## Data supplied
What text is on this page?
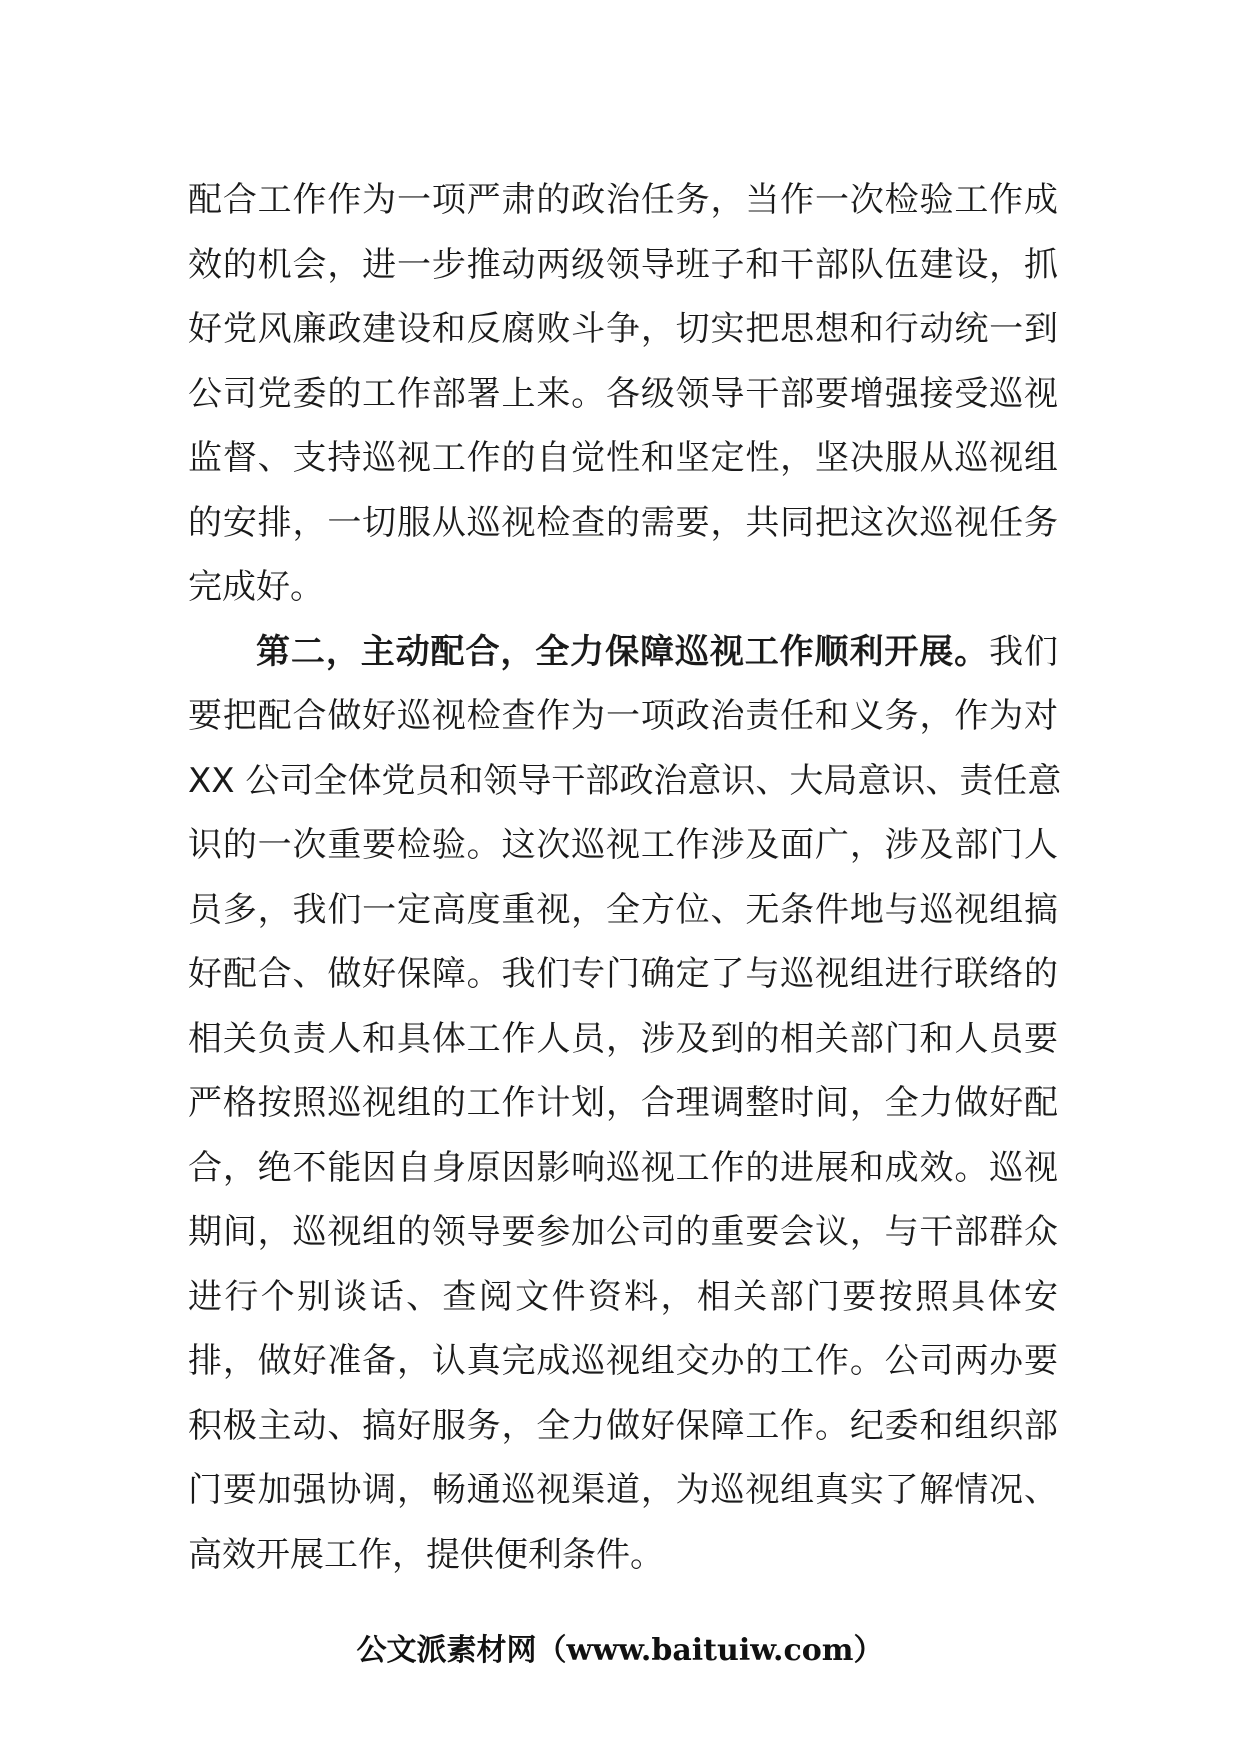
配合工作作为一项严肃的政治任务，当作一次检验工作成
效的机会，进一步推动两级领导班子和干部队伍建设，抓
好党风廉政建设和反腐败斗争，切实把思想和行动统一到
公司党委的工作部署上来。各级领导干部要增强接受巡视
监督、支持巡视工作的自觉性和坚定性，坚决服从巡视组
的安排，一切服从巡视检查的需要，共同把这次巡视任务
完成好。
第二，主动配合，全力保障巡视工作顺利开展。我们
要把配合做好巡视检查作为一项政治责任和义务，作为对
XX 公司全体党员和领导干部政治意识、大局意识、责任意
识的一次重要检验。这次巡视工作涉及面广，涉及部门人
员多，我们一定高度重视，全方位、无条件地与巡视组搞
好配合、做好保障。我们专门确定了与巡视组进行联络的
相关负责人和具体工作人员，涉及到的相关部门和人员要
严格按照巡视组的工作计划，合理调整时间，全力做好配
合，绝不能因自身原因影响巡视工作的进展和成效。巡视
期间，巡视组的领导要参加公司的重要会议，与干部群众
进行个别谈话、查阅文件资料，相关部门要按照具体安
排，做好准备，认真完成巡视组交办的工作。公司两办要
积极主动、搞好服务，全力做好保障工作。纪委和组织部
门要加强协调，畅通巡视渠道，为巡视组真实了解情况、
高效开展工作，提供便利条件。
公文派素材网（www.baituiw.com）
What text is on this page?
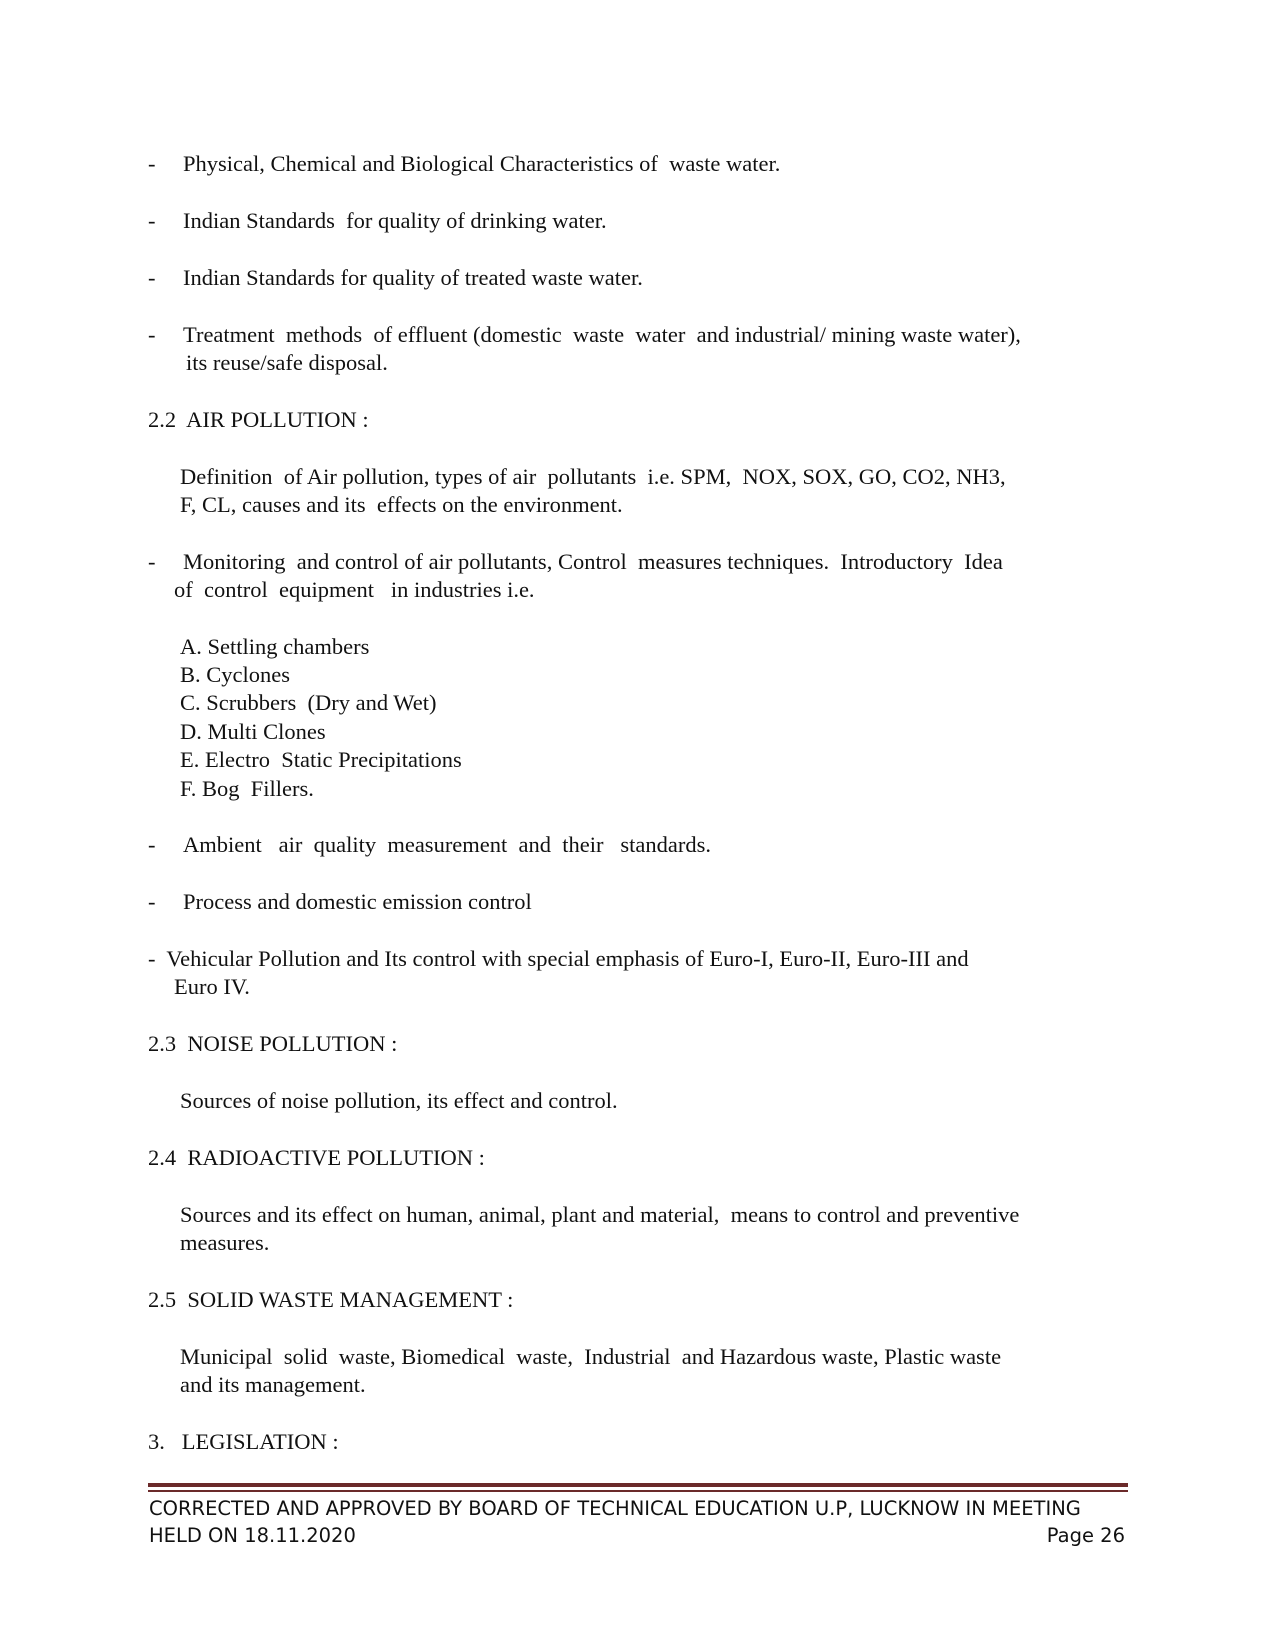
- Physical, Chemical and Biological Characteristics of  waste water.
- Indian Standards  for quality of drinking water.
- Indian Standards for quality of treated waste water.
- Treatment  methods  of effluent (domestic  waste  water  and industrial/ mining waste water),
its reuse/safe disposal.
2.2  AIR POLLUTION :
Definition  of Air pollution, types of air  pollutants  i.e. SPM,  NOX, SOX, GO, CO2, NH3,
F, CL, causes and its  effects on the environment.
- Monitoring  and control of air pollutants, Control  measures techniques.  Introductory  Idea
of  control  equipment   in industries i.e.
A. Settling chambers
B. Cyclones
C. Scrubbers  (Dry and Wet)
D. Multi Clones
E. Electro  Static Precipitations
F. Bog  Fillers.
- Ambient   air  quality  measurement  and  their   standards.
- Process and domestic emission control
-  Vehicular Pollution and Its control with special emphasis of Euro-I, Euro-II, Euro-III and
Euro IV.
2.3  NOISE POLLUTION :
Sources of noise pollution, its effect and control.
2.4  RADIOACTIVE POLLUTION :
Sources and its effect on human, animal, plant and material,  means to control and preventive
measures.
2.5  SOLID WASTE MANAGEMENT :
Municipal  solid  waste, Biomedical  waste,  Industrial  and Hazardous waste, Plastic waste
and its management.
3.   LEGISLATION :
CORRECTED AND APPROVED BY BOARD OF TECHNICAL EDUCATION U.P, LUCKNOW IN MEETING
HELD ON 18.11.2020	Page 26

## Exercise aim
An exact transcription of all the entries is required, without the pictures.

## Response to this task
What text is on this page?
配合工作作为一项严肃的政治任务，当作一次检验工作成
效的机会，进一步推动两级领导班子和干部队伍建设，抓
好党风廉政建设和反腐败斗争，切实把思想和行动统一到
公司党委的工作部署上来。各级领导干部要增强接受巡视
监督、支持巡视工作的自觉性和坚定性，坚决服从巡视组
的安排，一切服从巡视检查的需要，共同把这次巡视任务
完成好。
第二，主动配合，全力保障巡视工作顺利开展。我们
要把配合做好巡视检查作为一项政治责任和义务，作为对
XX 公司全体党员和领导干部政治意识、大局意识、责任意
识的一次重要检验。这次巡视工作涉及面广，涉及部门人
员多，我们一定高度重视，全方位、无条件地与巡视组搞
好配合、做好保障。我们专门确定了与巡视组进行联络的
相关负责人和具体工作人员，涉及到的相关部门和人员要
严格按照巡视组的工作计划，合理调整时间，全力做好配
合，绝不能因自身原因影响巡视工作的进展和成效。巡视
期间，巡视组的领导要参加公司的重要会议，与干部群众
进行个别谈话、查阅文件资料，相关部门要按照具体安
排，做好准备，认真完成巡视组交办的工作。公司两办要
积极主动、搞好服务，全力做好保障工作。纪委和组织部
门要加强协调，畅通巡视渠道，为巡视组真实了解情况、
高效开展工作，提供便利条件。
公文派素材网（www.baituiw.com）
What text is on this page?
- Physical, Chemical and Biological Characteristics of  waste water.
- Indian Standards  for quality of drinking water.
- Indian Standards for quality of treated waste water.
- Treatment  methods  of effluent (domestic  waste  water  and industrial/ mining waste water),
its reuse/safe disposal.
2.2  AIR POLLUTION :
Definition  of Air pollution, types of air  pollutants  i.e. SPM,  NOX, SOX, GO, CO2, NH3,
F, CL, causes and its  effects on the environment.
- Monitoring  and control of air pollutants, Control  measures techniques.  Introductory  Idea
of  control  equipment   in industries i.e.
A. Settling chambers
B. Cyclones
C. Scrubbers  (Dry and Wet)
D. Multi Clones
E. Electro  Static Precipitations
F. Bog  Fillers.
- Ambient   air  quality  measurement  and  their   standards.
- Process and domestic emission control
-  Vehicular Pollution and Its control with special emphasis of Euro-I, Euro-II, Euro-III and
Euro IV.
2.3  NOISE POLLUTION :
Sources of noise pollution, its effect and control.
2.4  RADIOACTIVE POLLUTION :
Sources and its effect on human, animal, plant and material,  means to control and preventive
measures.
2.5  SOLID WASTE MANAGEMENT :
Municipal  solid  waste, Biomedical  waste,  Industrial  and Hazardous waste, Plastic waste
and its management.
3.   LEGISLATION :
CORRECTED AND APPROVED BY BOARD OF TECHNICAL EDUCATION U.P, LUCKNOW IN MEETING
HELD ON 18.11.2020	Page 26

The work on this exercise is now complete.